#### [WHAT TO PRODUCE]
Repeat the entire listing exactly.
━━━ INPUT ROWS ━━━
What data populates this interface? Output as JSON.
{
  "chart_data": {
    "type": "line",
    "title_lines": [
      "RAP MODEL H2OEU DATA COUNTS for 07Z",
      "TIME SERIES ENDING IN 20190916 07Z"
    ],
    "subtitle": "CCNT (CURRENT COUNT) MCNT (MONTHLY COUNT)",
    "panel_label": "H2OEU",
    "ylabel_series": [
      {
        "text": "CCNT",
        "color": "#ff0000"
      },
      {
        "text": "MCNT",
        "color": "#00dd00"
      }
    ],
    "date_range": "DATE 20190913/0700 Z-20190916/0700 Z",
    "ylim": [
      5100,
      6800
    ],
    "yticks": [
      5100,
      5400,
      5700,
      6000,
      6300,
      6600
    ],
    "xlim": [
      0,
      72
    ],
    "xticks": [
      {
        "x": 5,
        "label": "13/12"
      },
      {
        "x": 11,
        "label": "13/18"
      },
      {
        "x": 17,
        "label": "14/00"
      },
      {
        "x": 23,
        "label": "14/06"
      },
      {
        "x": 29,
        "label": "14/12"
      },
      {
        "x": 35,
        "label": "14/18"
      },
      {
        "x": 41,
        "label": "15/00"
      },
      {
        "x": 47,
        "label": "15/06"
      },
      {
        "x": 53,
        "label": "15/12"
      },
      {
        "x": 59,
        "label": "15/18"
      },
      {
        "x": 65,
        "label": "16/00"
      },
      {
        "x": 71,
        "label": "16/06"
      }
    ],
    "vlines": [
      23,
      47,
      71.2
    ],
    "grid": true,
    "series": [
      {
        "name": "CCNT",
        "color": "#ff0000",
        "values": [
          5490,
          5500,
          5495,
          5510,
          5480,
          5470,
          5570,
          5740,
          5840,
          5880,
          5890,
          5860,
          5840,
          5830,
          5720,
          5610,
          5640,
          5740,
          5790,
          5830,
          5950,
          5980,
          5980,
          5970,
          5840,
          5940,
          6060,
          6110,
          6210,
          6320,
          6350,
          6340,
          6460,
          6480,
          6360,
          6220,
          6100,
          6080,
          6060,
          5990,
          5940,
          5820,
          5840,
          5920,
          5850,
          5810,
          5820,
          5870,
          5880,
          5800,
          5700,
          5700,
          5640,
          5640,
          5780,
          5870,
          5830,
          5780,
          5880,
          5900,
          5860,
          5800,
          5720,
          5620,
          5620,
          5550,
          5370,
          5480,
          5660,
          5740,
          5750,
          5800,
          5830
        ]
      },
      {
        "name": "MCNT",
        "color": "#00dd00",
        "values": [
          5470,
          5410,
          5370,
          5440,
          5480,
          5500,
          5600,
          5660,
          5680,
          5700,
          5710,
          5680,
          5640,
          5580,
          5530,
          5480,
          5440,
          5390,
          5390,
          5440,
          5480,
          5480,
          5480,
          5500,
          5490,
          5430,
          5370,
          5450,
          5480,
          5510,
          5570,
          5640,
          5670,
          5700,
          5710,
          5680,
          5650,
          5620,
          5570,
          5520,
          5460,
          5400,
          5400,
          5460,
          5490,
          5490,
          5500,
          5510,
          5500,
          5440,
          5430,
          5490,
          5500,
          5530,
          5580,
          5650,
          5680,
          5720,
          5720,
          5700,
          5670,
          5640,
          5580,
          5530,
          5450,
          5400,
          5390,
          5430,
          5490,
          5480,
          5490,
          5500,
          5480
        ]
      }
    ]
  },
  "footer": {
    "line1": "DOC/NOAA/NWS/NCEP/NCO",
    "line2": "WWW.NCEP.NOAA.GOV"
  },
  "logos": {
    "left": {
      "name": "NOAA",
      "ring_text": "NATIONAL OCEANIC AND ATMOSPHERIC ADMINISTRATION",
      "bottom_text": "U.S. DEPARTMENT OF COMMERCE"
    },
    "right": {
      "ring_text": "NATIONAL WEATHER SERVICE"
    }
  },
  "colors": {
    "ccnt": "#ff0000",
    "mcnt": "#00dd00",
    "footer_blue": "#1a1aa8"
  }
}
━━━
#### [TASK RESULT]
What data populates this interface? Output as JSON.
{
  "chart_data": {
    "type": "line",
    "title_lines": [
      "RAP MODEL H2OEU DATA COUNTS for 07Z",
      "TIME SERIES ENDING IN 20190916 07Z"
    ],
    "subtitle": "CCNT (CURRENT COUNT) MCNT (MONTHLY COUNT)",
    "panel_label": "H2OEU",
    "ylabel_series": [
      {
        "text": "CCNT",
        "color": "#ff0000"
      },
      {
        "text": "MCNT",
        "color": "#00dd00"
      }
    ],
    "date_range": "DATE 20190913/0700 Z-20190916/0700 Z",
    "ylim": [
      5100,
      6800
    ],
    "yticks": [
      5100,
      5400,
      5700,
      6000,
      6300,
      6600
    ],
    "xlim": [
      0,
      72
    ],
    "xticks": [
      {
        "x": 5,
        "label": "13/12"
      },
      {
        "x": 11,
        "label": "13/18"
      },
      {
        "x": 17,
        "label": "14/00"
      },
      {
        "x": 23,
        "label": "14/06"
      },
      {
        "x": 29,
        "label": "14/12"
      },
      {
        "x": 35,
        "label": "14/18"
      },
      {
        "x": 41,
        "label": "15/00"
      },
      {
        "x": 47,
        "label": "15/06"
      },
      {
        "x": 53,
        "label": "15/12"
      },
      {
        "x": 59,
        "label": "15/18"
      },
      {
        "x": 65,
        "label": "16/00"
      },
      {
        "x": 71,
        "label": "16/06"
      }
    ],
    "vlines": [
      23,
      47,
      71.2
    ],
    "grid": true,
    "series": [
      {
        "name": "CCNT",
        "color": "#ff0000",
        "values": [
          5490,
          5500,
          5495,
          5510,
          5480,
          5470,
          5570,
          5740,
          5840,
          5880,
          5890,
          5860,
          5840,
          5830,
          5720,
          5610,
          5640,
          5740,
          5790,
          5830,
          5950,
          5980,
          5980,
          5970,
          5840,
          5940,
          6060,
          6110,
          6210,
          6320,
          6350,
          6340,
          6460,
          6480,
          6360,
          6220,
          6100,
          6080,
          6060,
          5990,
          5940,
          5820,
          5840,
          5920,
          5850,
          5810,
          5820,
          5870,
          5880,
          5800,
          5700,
          5700,
          5640,
          5640,
          5780,
          5870,
          5830,
          5780,
          5880,
          5900,
          5860,
          5800,
          5720,
          5620,
          5620,
          5550,
          5370,
          5480,
          5660,
          5740,
          5750,
          5800,
          5830
        ]
      },
      {
        "name": "MCNT",
        "color": "#00dd00",
        "values": [
          5470,
          5410,
          5370,
          5440,
          5480,
          5500,
          5600,
          5660,
          5680,
          5700,
          5710,
          5680,
          5640,
          5580,
          5530,
          5480,
          5440,
          5390,
          5390,
          5440,
          5480,
          5480,
          5480,
          5500,
          5490,
          5430,
          5370,
          5450,
          5480,
          5510,
          5570,
          5640,
          5670,
          5700,
          5710,
          5680,
          5650,
          5620,
          5570,
          5520,
          5460,
          5400,
          5400,
          5460,
          5490,
          5490,
          5500,
          5510,
          5500,
          5440,
          5430,
          5490,
          5500,
          5530,
          5580,
          5650,
          5680,
          5720,
          5720,
          5700,
          5670,
          5640,
          5580,
          5530,
          5450,
          5400,
          5390,
          5430,
          5490,
          5480,
          5490,
          5500,
          5480
        ]
      }
    ]
  },
  "footer": {
    "line1": "DOC/NOAA/NWS/NCEP/NCO",
    "line2": "WWW.NCEP.NOAA.GOV"
  },
  "logos": {
    "left": {
      "name": "NOAA",
      "ring_text": "NATIONAL OCEANIC AND ATMOSPHERIC ADMINISTRATION",
      "bottom_text": "U.S. DEPARTMENT OF COMMERCE"
    },
    "right": {
      "ring_text": "NATIONAL WEATHER SERVICE"
    }
  },
  "colors": {
    "ccnt": "#ff0000",
    "mcnt": "#00dd00",
    "footer_blue": "#1a1aa8"
  }
}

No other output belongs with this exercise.